-- Start of Data for the task --

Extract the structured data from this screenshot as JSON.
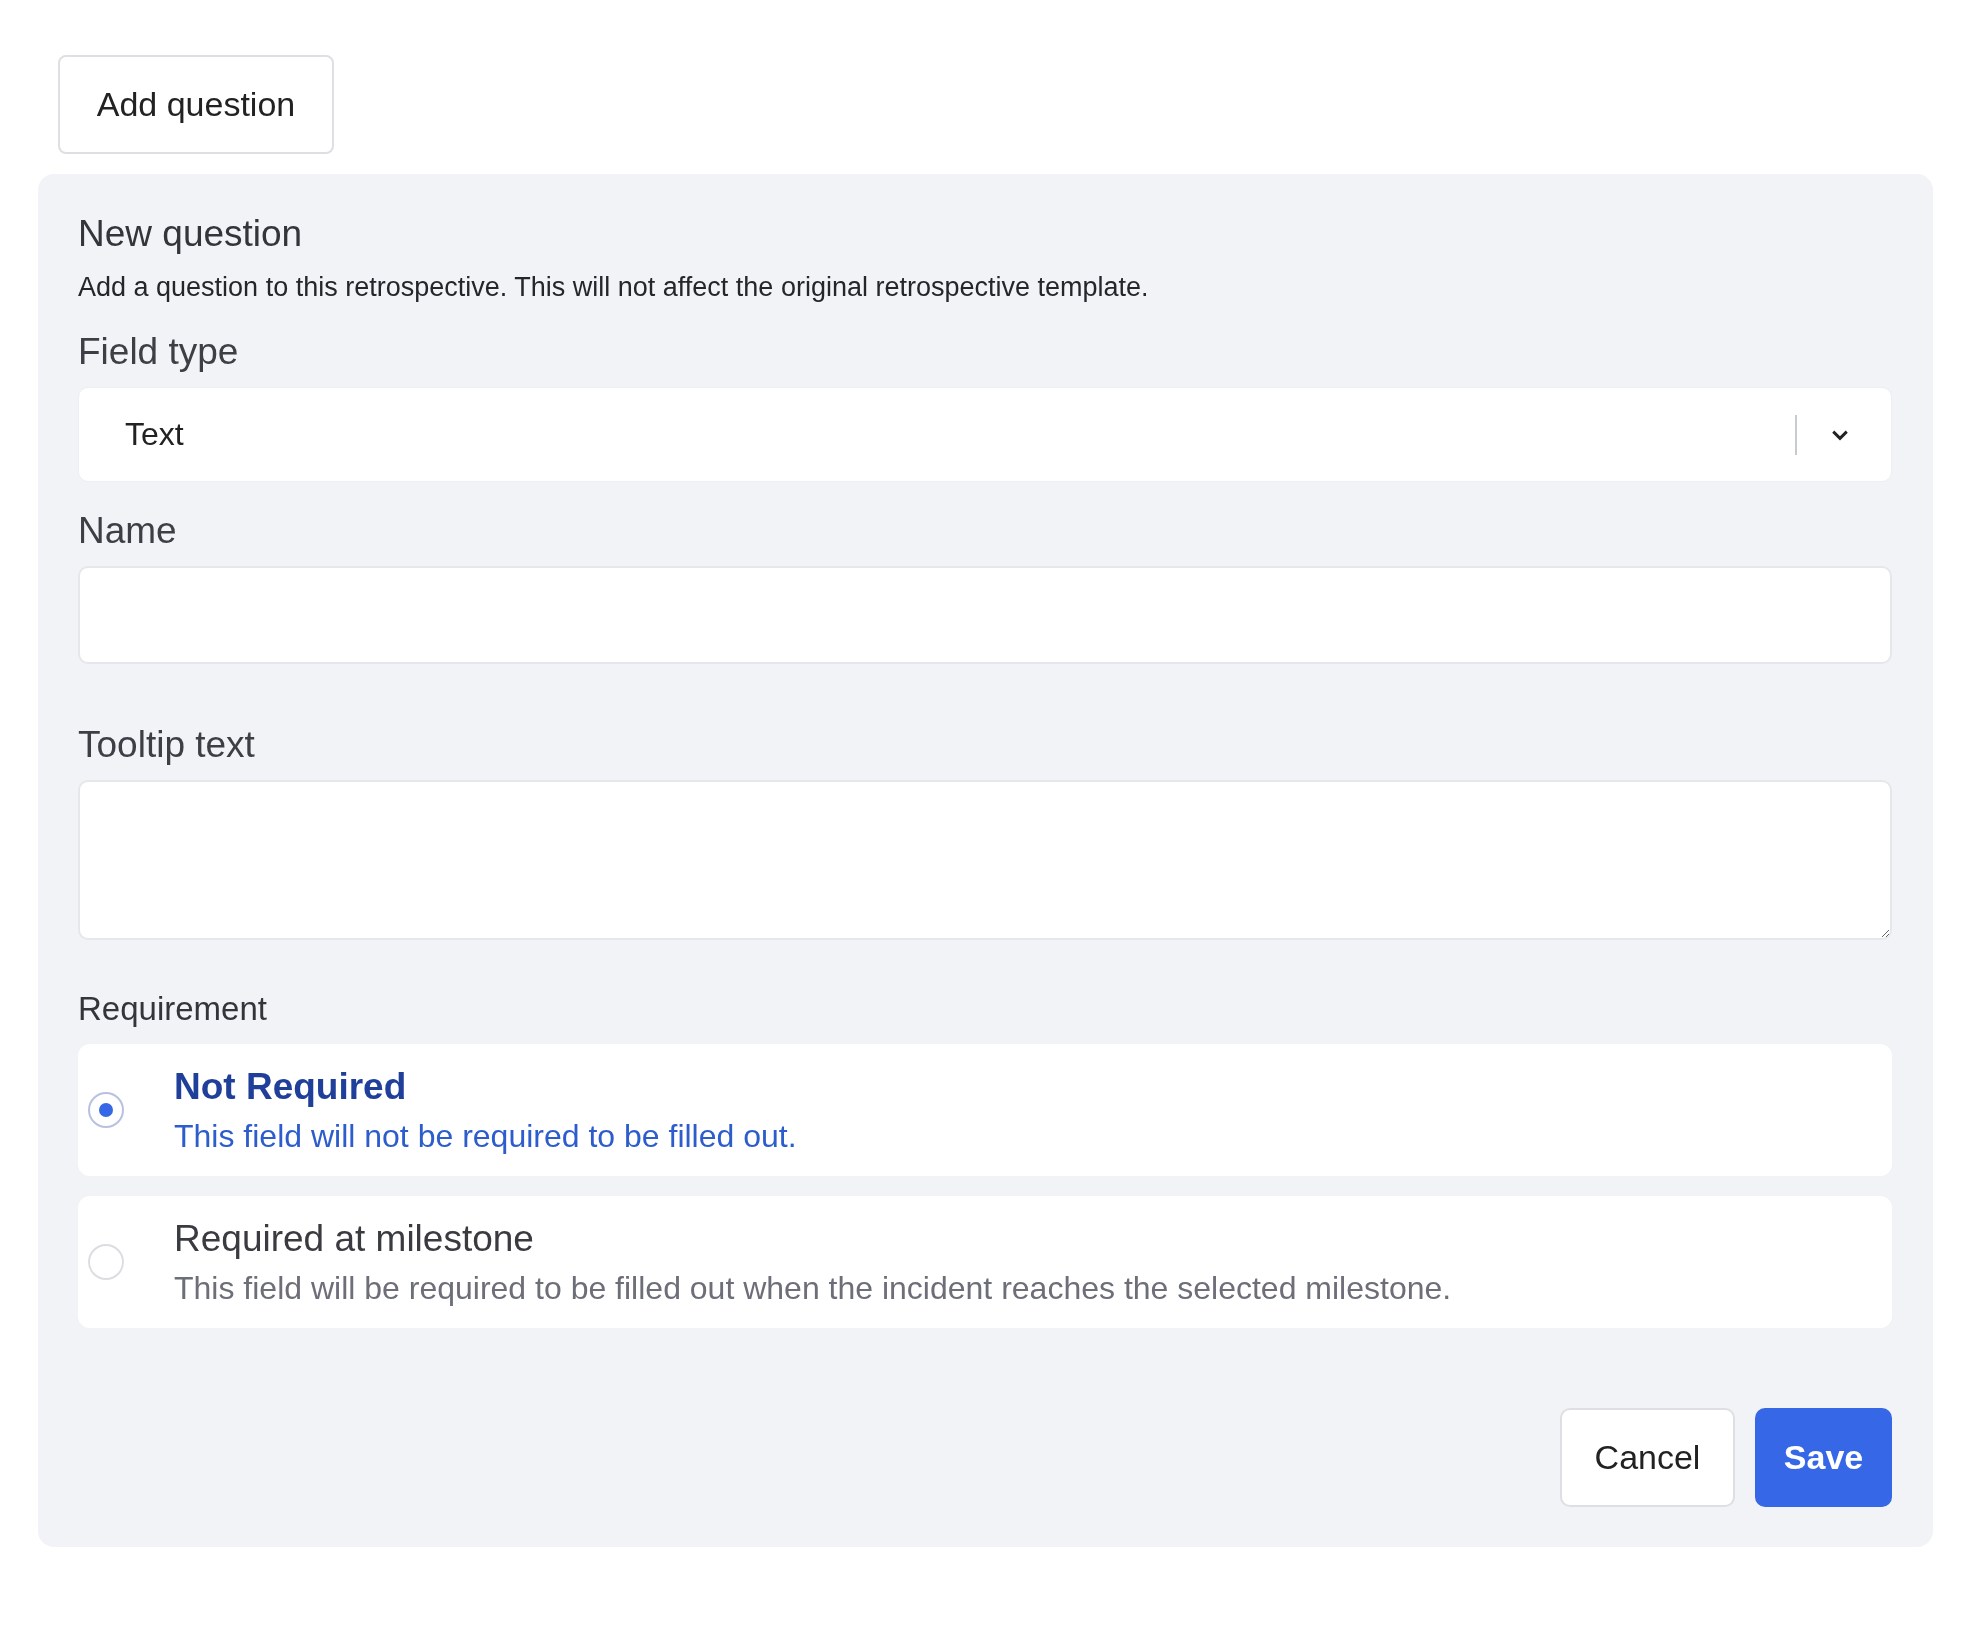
{
  "add_button": {
    "label": "Add question"
  },
  "panel": {
    "title": "New question",
    "description": "Add a question to this retrospective. This will not affect the original retrospective template.",
    "field_type": {
      "label": "Field type",
      "value": "Text"
    },
    "name": {
      "label": "Name"
    },
    "tooltip": {
      "label": "Tooltip text"
    },
    "requirement": {
      "label": "Requirement",
      "options": [
        {
          "title": "Not Required",
          "description": "This field will not be required to be filled out.",
          "selected": true
        },
        {
          "title": "Required at milestone",
          "description": "This field will be required to be filled out when the incident reaches the selected milestone.",
          "selected": false
        }
      ]
    },
    "buttons": [
      {
        "label": "Cancel",
        "kind": "secondary"
      },
      {
        "label": "Save",
        "kind": "primary"
      }
    ]
  }
}
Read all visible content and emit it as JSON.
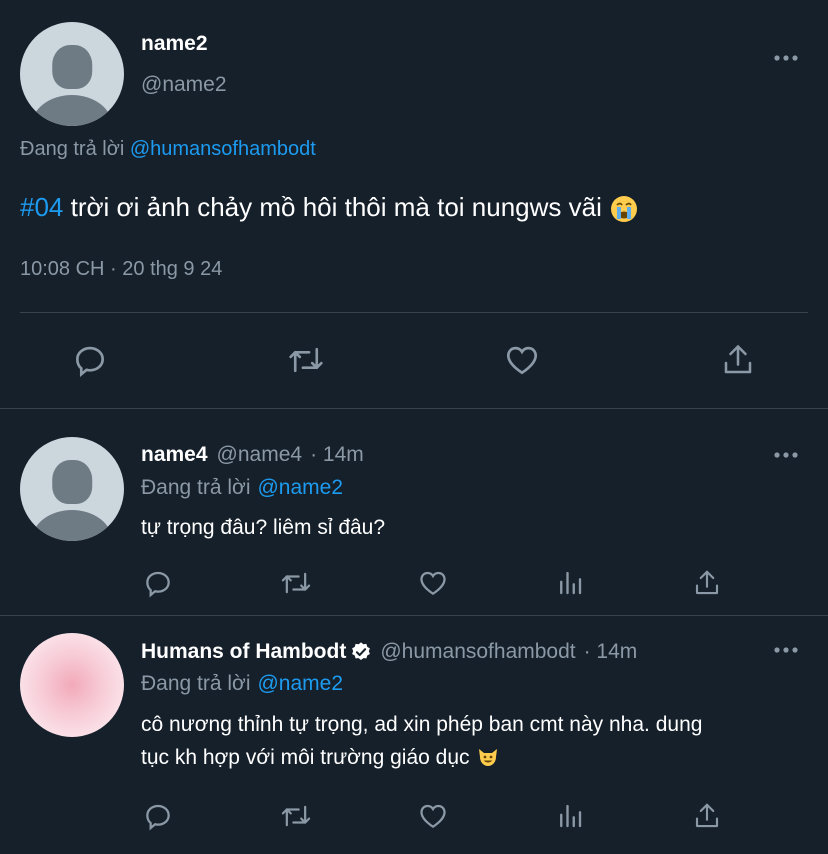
{
  "main_tweet": {
    "name": "name2",
    "handle": "@name2",
    "reply_prefix": "Đang trả lời",
    "reply_target": "@humansofhambodt",
    "hashtag": "#04",
    "text": "trời ơi ảnh chảy mồ hôi thôi mà toi nungws vãi",
    "emoji": "loudly-crying-face",
    "timestamp": "10:08 CH · 20 thg 9 24",
    "actions": [
      "reply-icon",
      "retweet-icon",
      "like-icon",
      "share-icon"
    ]
  },
  "replies": [
    {
      "name": "name4",
      "handle": "@name4",
      "time": "· 14m",
      "reply_prefix": "Đang trả lời",
      "reply_target": "@name2",
      "text": "tự trọng đâu? liêm sỉ đâu?",
      "verified": false
    },
    {
      "name": "Humans of Hambodt",
      "handle": "@humansofhambodt",
      "time": "· 14m",
      "reply_prefix": "Đang trả lời",
      "reply_target": "@name2",
      "text_line1": "cô nương thỉnh tự trọng, ad xin phép ban cmt này nha. dung",
      "text_line2": "tục kh hợp với môi trường giáo dục",
      "emoji": "grinning-cat-face",
      "verified": true
    }
  ],
  "colors": {
    "background": "#15202b",
    "text": "#ffffff",
    "muted": "#8b98a5",
    "accent": "#1d9bf0",
    "divider": "#38444d"
  }
}
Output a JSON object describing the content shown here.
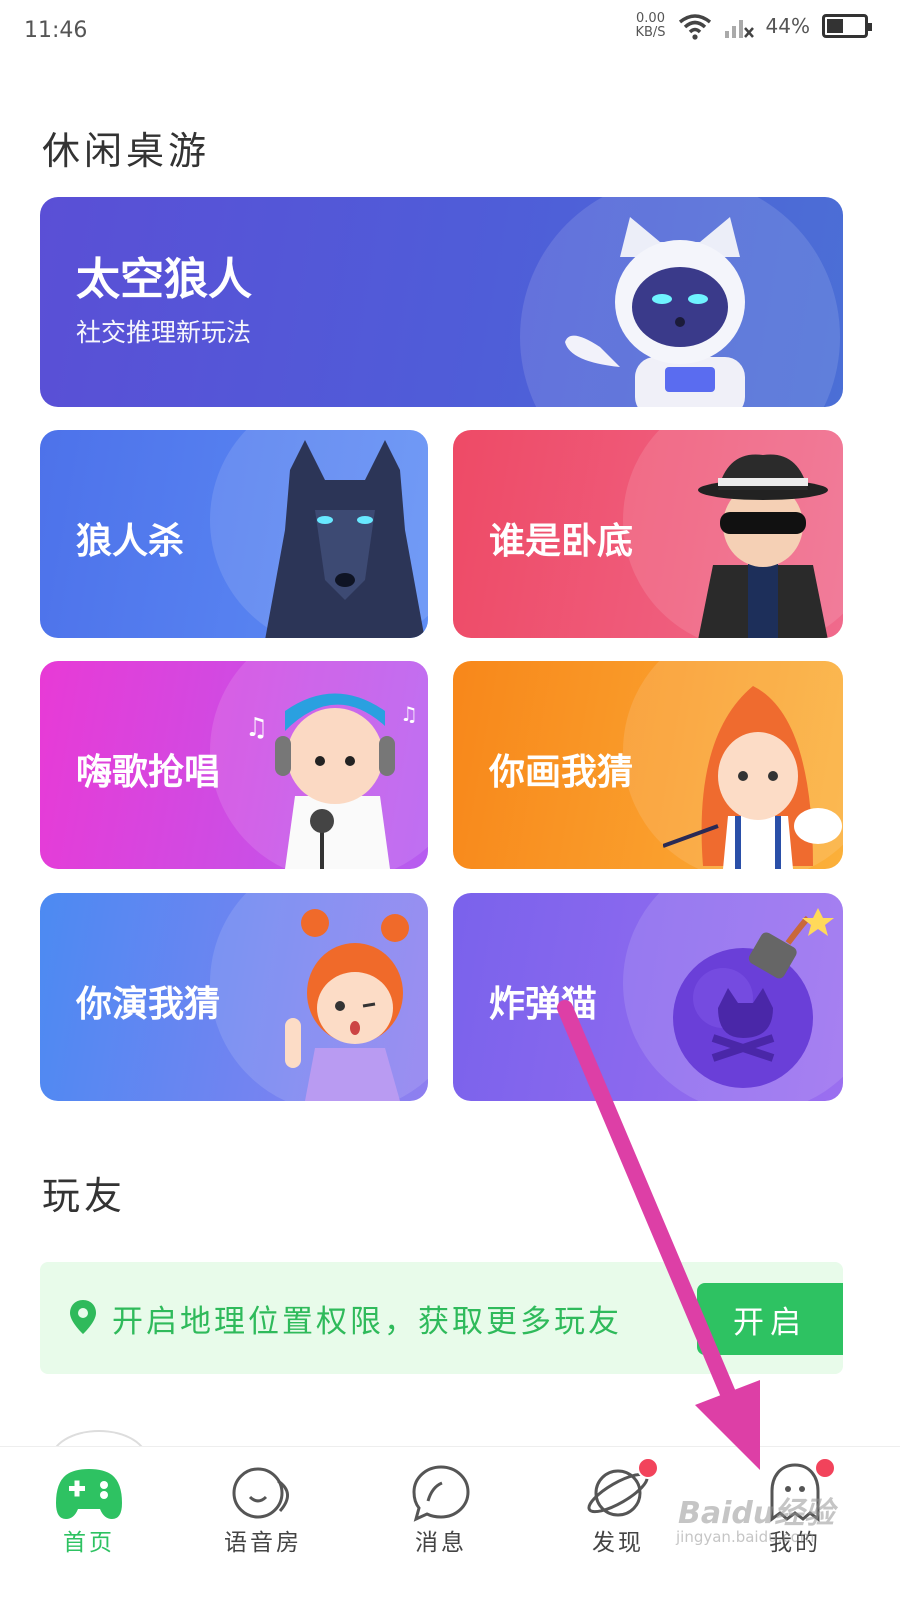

-- End of Data for the task --

_Required task_. Write out the data precisely as given, excluding the pictures.

_The response_.
Extract the structured data from this screenshot as JSON.
{
  "add_button": {
    "label": "Add question"
  },
  "panel": {
    "title": "New question",
    "description": "Add a question to this retrospective. This will not affect the original retrospective template.",
    "field_type": {
      "label": "Field type",
      "value": "Text"
    },
    "name": {
      "label": "Name"
    },
    "tooltip": {
      "label": "Tooltip text"
    },
    "requirement": {
      "label": "Requirement",
      "options": [
        {
          "title": "Not Required",
          "description": "This field will not be required to be filled out.",
          "selected": true
        },
        {
          "title": "Required at milestone",
          "description": "This field will be required to be filled out when the incident reaches the selected milestone.",
          "selected": false
        }
      ]
    },
    "buttons": [
      {
        "label": "Cancel",
        "kind": "secondary"
      },
      {
        "label": "Save",
        "kind": "primary"
      }
    ]
  }
}
Read all visible content and emit it as JSON.
{
  "main_tweet": {
    "name": "name2",
    "handle": "@name2",
    "reply_prefix": "Đang trả lời",
    "reply_target": "@humansofhambodt",
    "hashtag": "#04",
    "text": "trời ơi ảnh chảy mồ hôi thôi mà toi nungws vãi",
    "emoji": "loudly-crying-face",
    "timestamp": "10:08 CH · 20 thg 9 24",
    "actions": [
      "reply-icon",
      "retweet-icon",
      "like-icon",
      "share-icon"
    ]
  },
  "replies": [
    {
      "name": "name4",
      "handle": "@name4",
      "time": "· 14m",
      "reply_prefix": "Đang trả lời",
      "reply_target": "@name2",
      "text": "tự trọng đâu? liêm sỉ đâu?",
      "verified": false
    },
    {
      "name": "Humans of Hambodt",
      "handle": "@humansofhambodt",
      "time": "· 14m",
      "reply_prefix": "Đang trả lời",
      "reply_target": "@name2",
      "text_line1": "cô nương thỉnh tự trọng, ad xin phép ban cmt này nha. dung",
      "text_line2": "tục kh hợp với môi trường giáo dục",
      "emoji": "grinning-cat-face",
      "verified": true
    }
  ],
  "colors": {
    "background": "#15202b",
    "text": "#ffffff",
    "muted": "#8b98a5",
    "accent": "#1d9bf0",
    "divider": "#38444d"
  }
}
Output a JSON object describing the content shown here.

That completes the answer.